-- Start of DATA EXTRACT --

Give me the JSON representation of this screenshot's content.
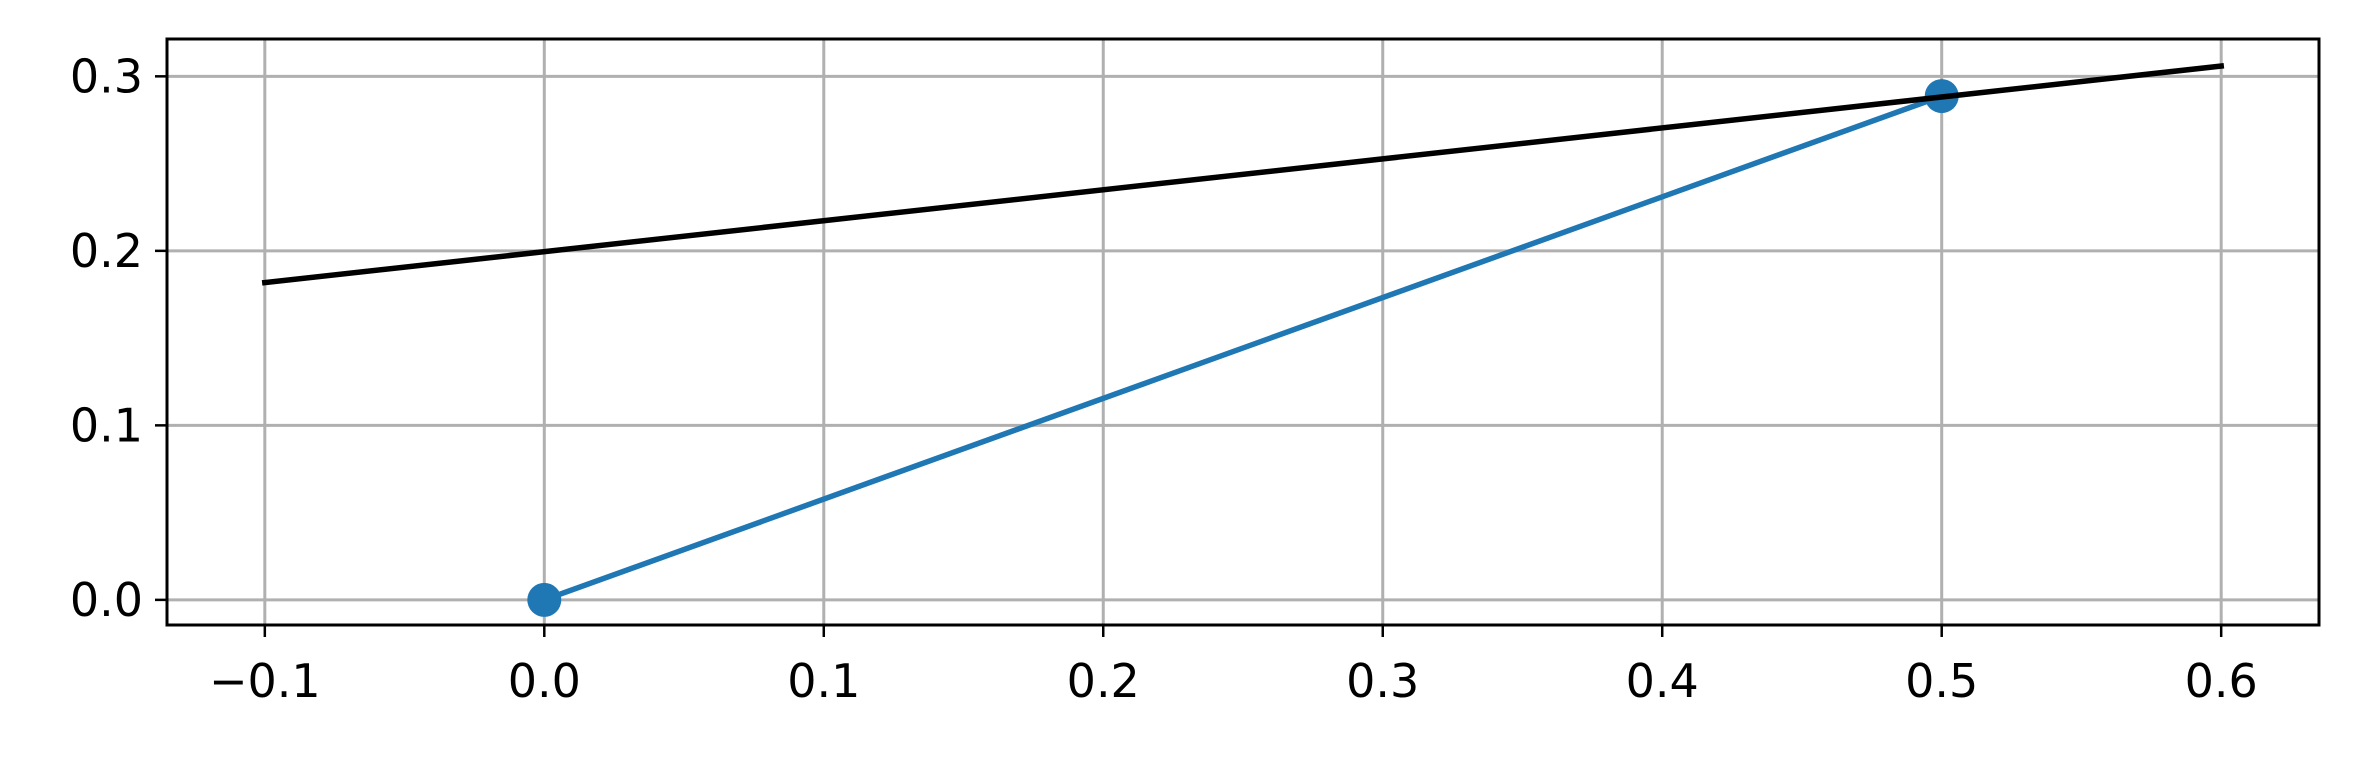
{
  "chart_data": {
    "type": "line",
    "title": "",
    "xlabel": "",
    "ylabel": "",
    "xlim": [
      -0.135,
      0.635
    ],
    "ylim": [
      -0.0144,
      0.3214
    ],
    "grid": true,
    "x_ticks": [
      -0.1,
      0.0,
      0.1,
      0.2,
      0.3,
      0.4,
      0.5,
      0.6
    ],
    "x_tick_labels": [
      "−0.1",
      "0.0",
      "0.1",
      "0.2",
      "0.3",
      "0.4",
      "0.5",
      "0.6"
    ],
    "y_ticks": [
      0.0,
      0.1,
      0.2,
      0.3
    ],
    "y_tick_labels": [
      "0.0",
      "0.1",
      "0.2",
      "0.3"
    ],
    "series": [
      {
        "x": [
          0.0,
          0.5
        ],
        "y": [
          0.0,
          0.2887
        ],
        "color": "#1f77b4",
        "markers": true
      },
      {
        "x": [
          -0.1,
          0.6
        ],
        "y": [
          0.1818,
          0.3059
        ],
        "color": "#000000",
        "markers": false
      }
    ]
  }
}
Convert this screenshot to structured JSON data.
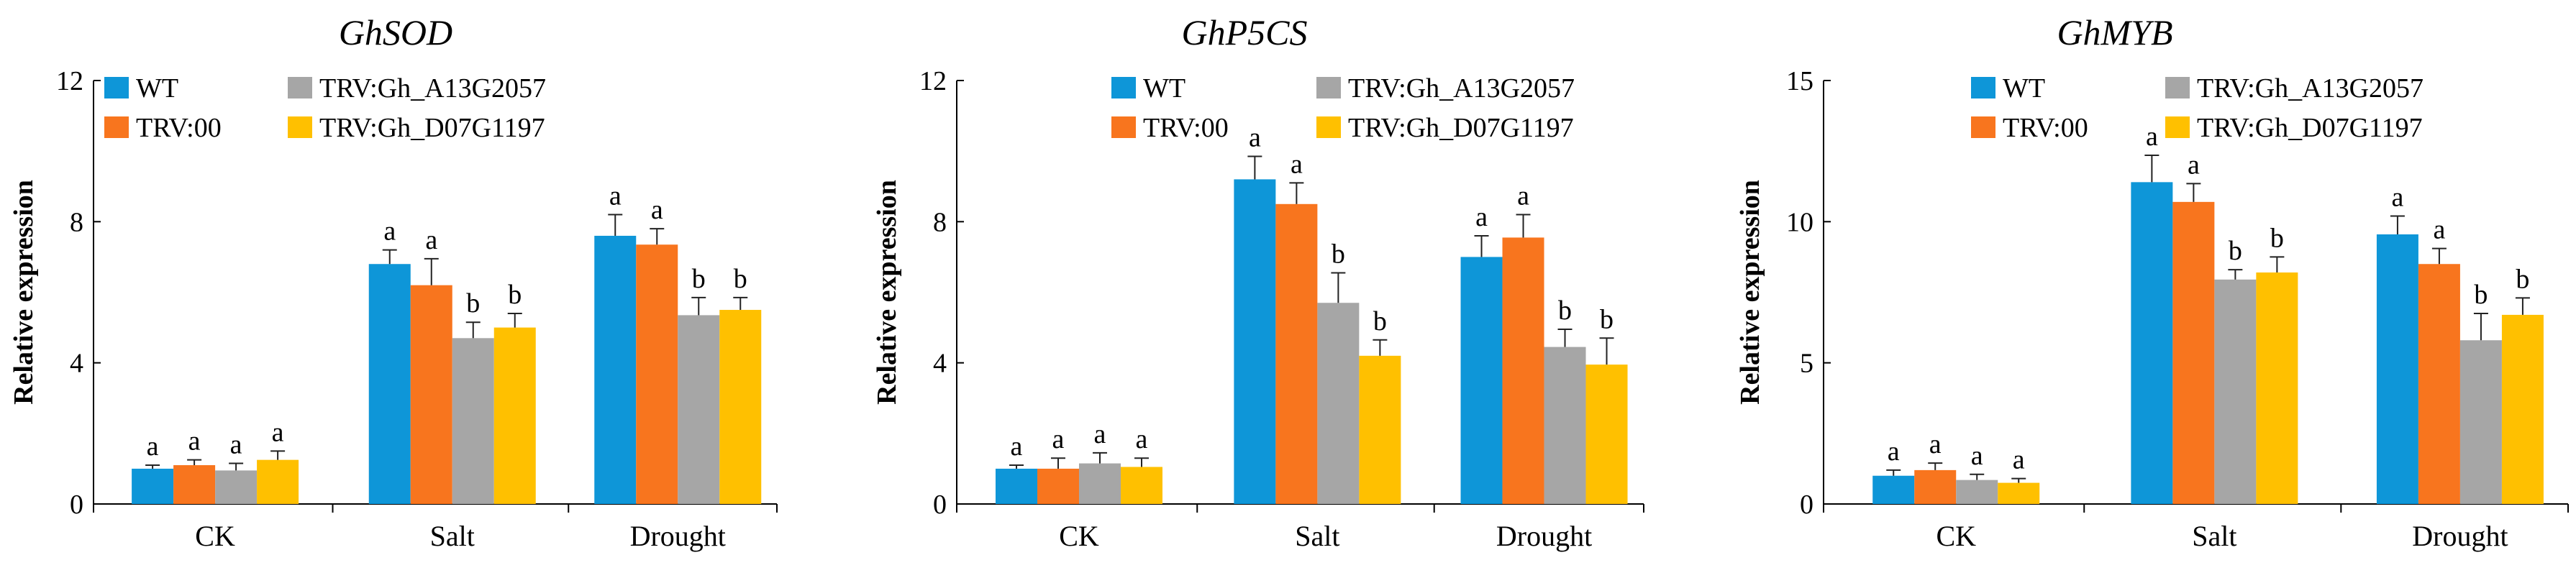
{
  "chart_data": [
    {
      "type": "bar",
      "title": "GhSOD",
      "xlabel": "",
      "ylabel": "Relative expression",
      "ylim": [
        0,
        12
      ],
      "yticks": [
        0,
        4,
        8,
        12
      ],
      "categories": [
        "CK",
        "Salt",
        "Drought"
      ],
      "legend": [
        "WT",
        "TRV:00",
        "TRV:Gh_A13G2057",
        "TRV:Gh_D07G1197"
      ],
      "series": [
        {
          "name": "WT",
          "color": "#0e96d8",
          "values": [
            1.0,
            6.8,
            7.6
          ],
          "errors": [
            0.1,
            0.4,
            0.6
          ],
          "labels": [
            "a",
            "a",
            "a"
          ]
        },
        {
          "name": "TRV:00",
          "color": "#f8751e",
          "values": [
            1.1,
            6.2,
            7.35
          ],
          "errors": [
            0.15,
            0.75,
            0.45
          ],
          "labels": [
            "a",
            "a",
            "a"
          ]
        },
        {
          "name": "TRV:Gh_A13G2057",
          "color": "#a6a6a6",
          "values": [
            0.95,
            4.7,
            5.35
          ],
          "errors": [
            0.2,
            0.45,
            0.5
          ],
          "labels": [
            "a",
            "b",
            "b"
          ]
        },
        {
          "name": "TRV:Gh_D07G1197",
          "color": "#ffc000",
          "values": [
            1.25,
            5.0,
            5.5
          ],
          "errors": [
            0.25,
            0.4,
            0.35
          ],
          "labels": [
            "a",
            "b",
            "b"
          ]
        }
      ]
    },
    {
      "type": "bar",
      "title": "GhP5CS",
      "xlabel": "",
      "ylabel": "Relative expression",
      "ylim": [
        0,
        12
      ],
      "yticks": [
        0,
        4,
        8,
        12
      ],
      "categories": [
        "CK",
        "Salt",
        "Drought"
      ],
      "legend": [
        "WT",
        "TRV:00",
        "TRV:Gh_A13G2057",
        "TRV:Gh_D07G1197"
      ],
      "series": [
        {
          "name": "WT",
          "color": "#0e96d8",
          "values": [
            1.0,
            9.2,
            7.0
          ],
          "errors": [
            0.1,
            0.65,
            0.6
          ],
          "labels": [
            "a",
            "a",
            "a"
          ]
        },
        {
          "name": "TRV:00",
          "color": "#f8751e",
          "values": [
            1.0,
            8.5,
            7.55
          ],
          "errors": [
            0.3,
            0.6,
            0.65
          ],
          "labels": [
            "a",
            "a",
            "a"
          ]
        },
        {
          "name": "TRV:Gh_A13G2057",
          "color": "#a6a6a6",
          "values": [
            1.15,
            5.7,
            4.45
          ],
          "errors": [
            0.3,
            0.85,
            0.5
          ],
          "labels": [
            "a",
            "b",
            "b"
          ]
        },
        {
          "name": "TRV:Gh_D07G1197",
          "color": "#ffc000",
          "values": [
            1.05,
            4.2,
            3.95
          ],
          "errors": [
            0.25,
            0.45,
            0.75
          ],
          "labels": [
            "a",
            "b",
            "b"
          ]
        }
      ]
    },
    {
      "type": "bar",
      "title": "GhMYB",
      "xlabel": "",
      "ylabel": "Relative expression",
      "ylim": [
        0,
        15
      ],
      "yticks": [
        0,
        5,
        10,
        15
      ],
      "categories": [
        "CK",
        "Salt",
        "Drought"
      ],
      "legend": [
        "WT",
        "TRV:00",
        "TRV:Gh_A13G2057",
        "TRV:Gh_D07G1197"
      ],
      "series": [
        {
          "name": "WT",
          "color": "#0e96d8",
          "values": [
            1.0,
            11.4,
            9.55
          ],
          "errors": [
            0.2,
            0.95,
            0.65
          ],
          "labels": [
            "a",
            "a",
            "a"
          ]
        },
        {
          "name": "TRV:00",
          "color": "#f8751e",
          "values": [
            1.2,
            10.7,
            8.5
          ],
          "errors": [
            0.25,
            0.65,
            0.55
          ],
          "labels": [
            "a",
            "a",
            "a"
          ]
        },
        {
          "name": "TRV:Gh_A13G2057",
          "color": "#a6a6a6",
          "values": [
            0.85,
            7.95,
            5.8
          ],
          "errors": [
            0.2,
            0.35,
            0.95
          ],
          "labels": [
            "a",
            "b",
            "b"
          ]
        },
        {
          "name": "TRV:Gh_D07G1197",
          "color": "#ffc000",
          "values": [
            0.75,
            8.2,
            6.7
          ],
          "errors": [
            0.15,
            0.55,
            0.6
          ],
          "labels": [
            "a",
            "b",
            "b"
          ]
        }
      ]
    }
  ]
}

-- End of DATA EXTRACT --

**EXERCISE TASK:** Search the records for the word "this", then list every line that has it.

**FINISHED ANSWER:**
Give me the JSON representation of this screenshot's content.
Convert this screenshot to structured JSON data.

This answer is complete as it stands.